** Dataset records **
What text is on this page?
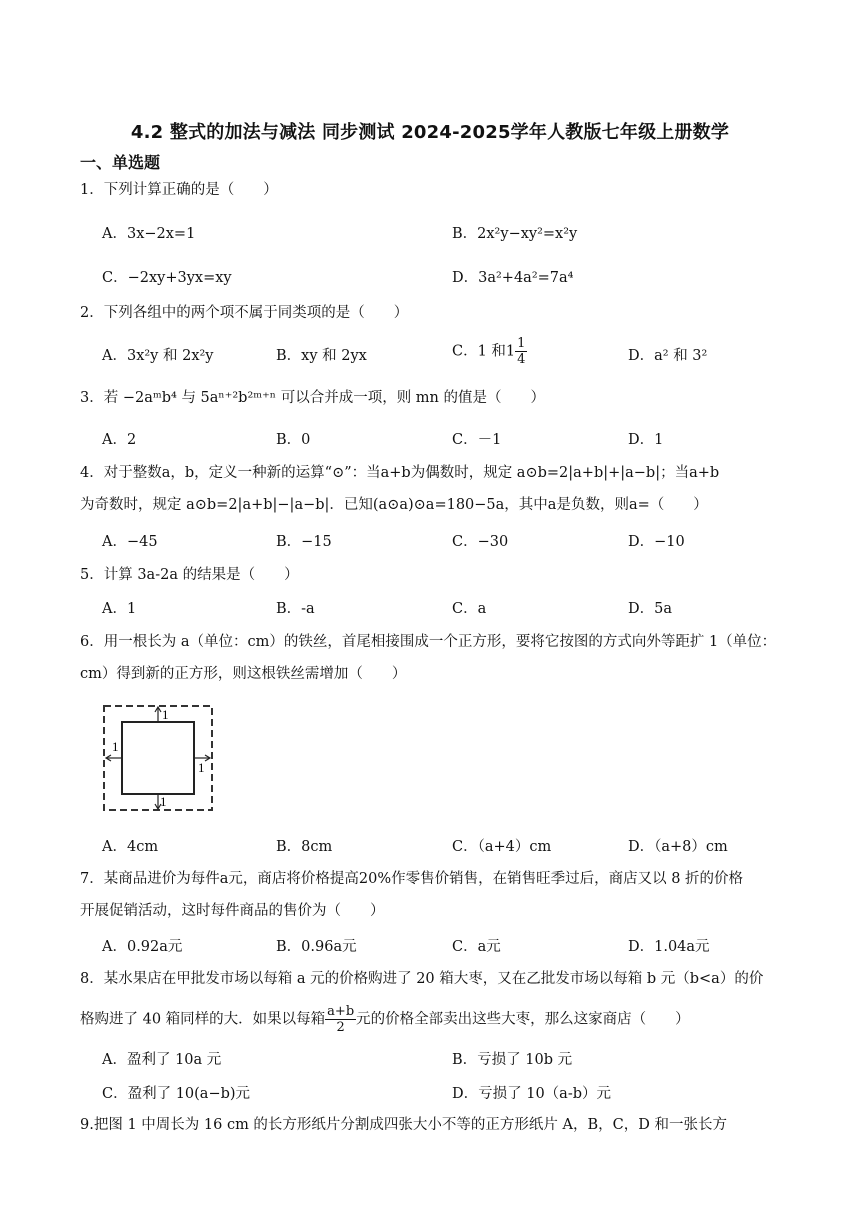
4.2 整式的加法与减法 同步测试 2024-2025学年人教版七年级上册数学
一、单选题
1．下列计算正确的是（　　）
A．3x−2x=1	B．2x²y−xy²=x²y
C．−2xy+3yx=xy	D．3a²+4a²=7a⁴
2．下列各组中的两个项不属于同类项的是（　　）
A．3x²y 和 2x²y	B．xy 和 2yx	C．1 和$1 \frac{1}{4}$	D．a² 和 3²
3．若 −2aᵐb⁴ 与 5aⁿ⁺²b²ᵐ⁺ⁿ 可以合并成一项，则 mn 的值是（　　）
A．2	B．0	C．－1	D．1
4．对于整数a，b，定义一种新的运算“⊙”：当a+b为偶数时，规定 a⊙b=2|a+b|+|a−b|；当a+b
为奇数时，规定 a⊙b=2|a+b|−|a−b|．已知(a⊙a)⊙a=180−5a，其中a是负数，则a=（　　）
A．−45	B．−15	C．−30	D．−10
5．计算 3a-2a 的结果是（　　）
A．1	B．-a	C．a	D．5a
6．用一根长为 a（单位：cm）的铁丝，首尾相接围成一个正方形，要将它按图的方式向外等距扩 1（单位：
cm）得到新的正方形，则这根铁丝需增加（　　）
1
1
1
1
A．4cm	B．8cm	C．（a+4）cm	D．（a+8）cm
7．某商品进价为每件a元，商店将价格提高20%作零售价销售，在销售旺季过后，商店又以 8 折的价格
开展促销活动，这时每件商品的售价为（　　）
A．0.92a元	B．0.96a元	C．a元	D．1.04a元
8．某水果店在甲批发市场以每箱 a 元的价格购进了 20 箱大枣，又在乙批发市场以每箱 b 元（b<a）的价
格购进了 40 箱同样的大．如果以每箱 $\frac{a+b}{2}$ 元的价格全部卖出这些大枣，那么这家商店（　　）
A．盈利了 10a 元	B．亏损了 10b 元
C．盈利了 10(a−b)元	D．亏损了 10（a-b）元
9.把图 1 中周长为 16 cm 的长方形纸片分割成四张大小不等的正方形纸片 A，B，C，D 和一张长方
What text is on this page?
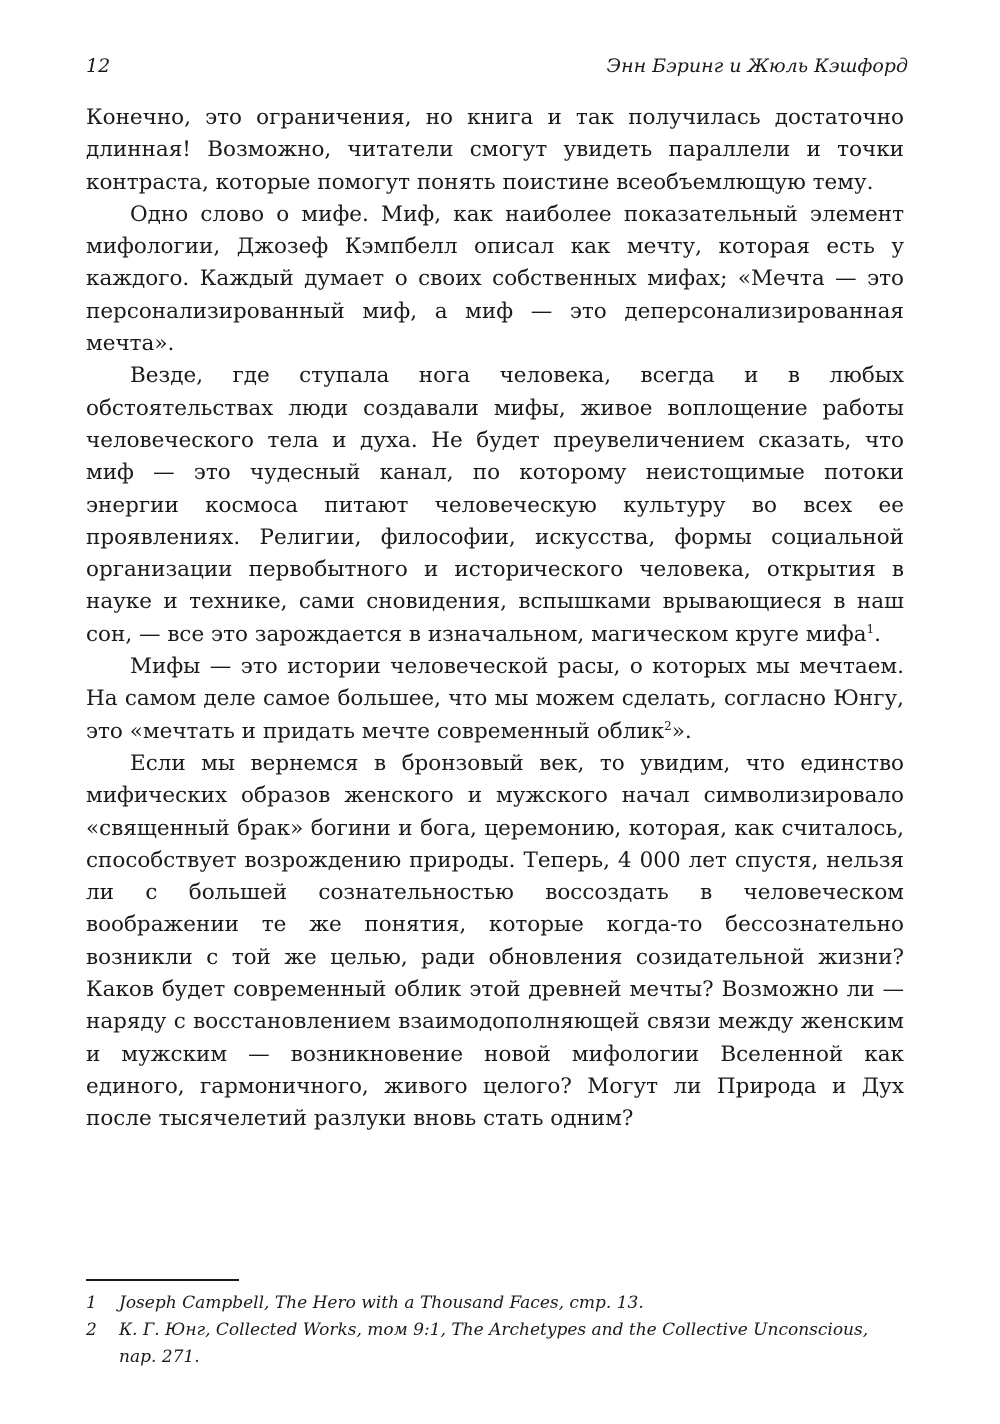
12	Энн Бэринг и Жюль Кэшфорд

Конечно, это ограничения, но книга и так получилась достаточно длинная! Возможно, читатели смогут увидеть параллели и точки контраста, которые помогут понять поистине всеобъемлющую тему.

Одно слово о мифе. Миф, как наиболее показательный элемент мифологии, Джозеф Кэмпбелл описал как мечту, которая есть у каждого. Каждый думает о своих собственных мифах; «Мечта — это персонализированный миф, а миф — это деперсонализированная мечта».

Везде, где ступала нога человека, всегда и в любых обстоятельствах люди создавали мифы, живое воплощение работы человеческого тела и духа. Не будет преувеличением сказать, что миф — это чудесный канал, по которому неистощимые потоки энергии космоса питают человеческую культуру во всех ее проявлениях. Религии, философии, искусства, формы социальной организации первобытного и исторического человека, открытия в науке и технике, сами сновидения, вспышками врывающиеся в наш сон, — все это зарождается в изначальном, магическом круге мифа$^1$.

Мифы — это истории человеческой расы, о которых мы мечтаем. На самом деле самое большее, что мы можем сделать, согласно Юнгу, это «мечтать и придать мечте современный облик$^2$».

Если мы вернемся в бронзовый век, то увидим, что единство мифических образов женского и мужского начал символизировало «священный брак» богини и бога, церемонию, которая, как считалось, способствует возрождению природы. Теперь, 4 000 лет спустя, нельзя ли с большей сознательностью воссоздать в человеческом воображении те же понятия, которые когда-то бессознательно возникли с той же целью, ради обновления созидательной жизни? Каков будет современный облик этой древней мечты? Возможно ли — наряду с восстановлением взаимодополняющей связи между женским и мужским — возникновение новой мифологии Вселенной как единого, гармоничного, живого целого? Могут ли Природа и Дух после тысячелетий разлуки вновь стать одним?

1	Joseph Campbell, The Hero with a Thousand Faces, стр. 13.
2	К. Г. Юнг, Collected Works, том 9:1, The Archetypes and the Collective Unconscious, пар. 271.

** Problem details **
Examine the records and pull out every line where the string "облик" occurs.

** In response **
Мифы — это истории человеческой расы, о которых мы мечтаем. На самом деле самое большее, что мы можем сделать, согласно Юнгу, это «мечтать и придать мечте современный облик$^2$».
Если мы вернемся в бронзовый век, то увидим, что единство мифических образов женского и мужского начал символизировало «священный брак» богини и бога, церемонию, которая, как считалось, способствует возрождению природы. Теперь, 4 000 лет спустя, нельзя ли с большей сознательностью воссоздать в человеческом воображении те же понятия, которые когда-то бессознательно возникли с той же целью, ради обновления созидательной жизни? Каков будет современный облик этой древней мечты? Возможно ли — наряду с восстановлением взаимодополняющей связи между женским и мужским — возникновение новой мифологии Вселенной как единого, гармоничного, живого целого? Могут ли Природа и Дух после тысячелетий разлуки вновь стать одним?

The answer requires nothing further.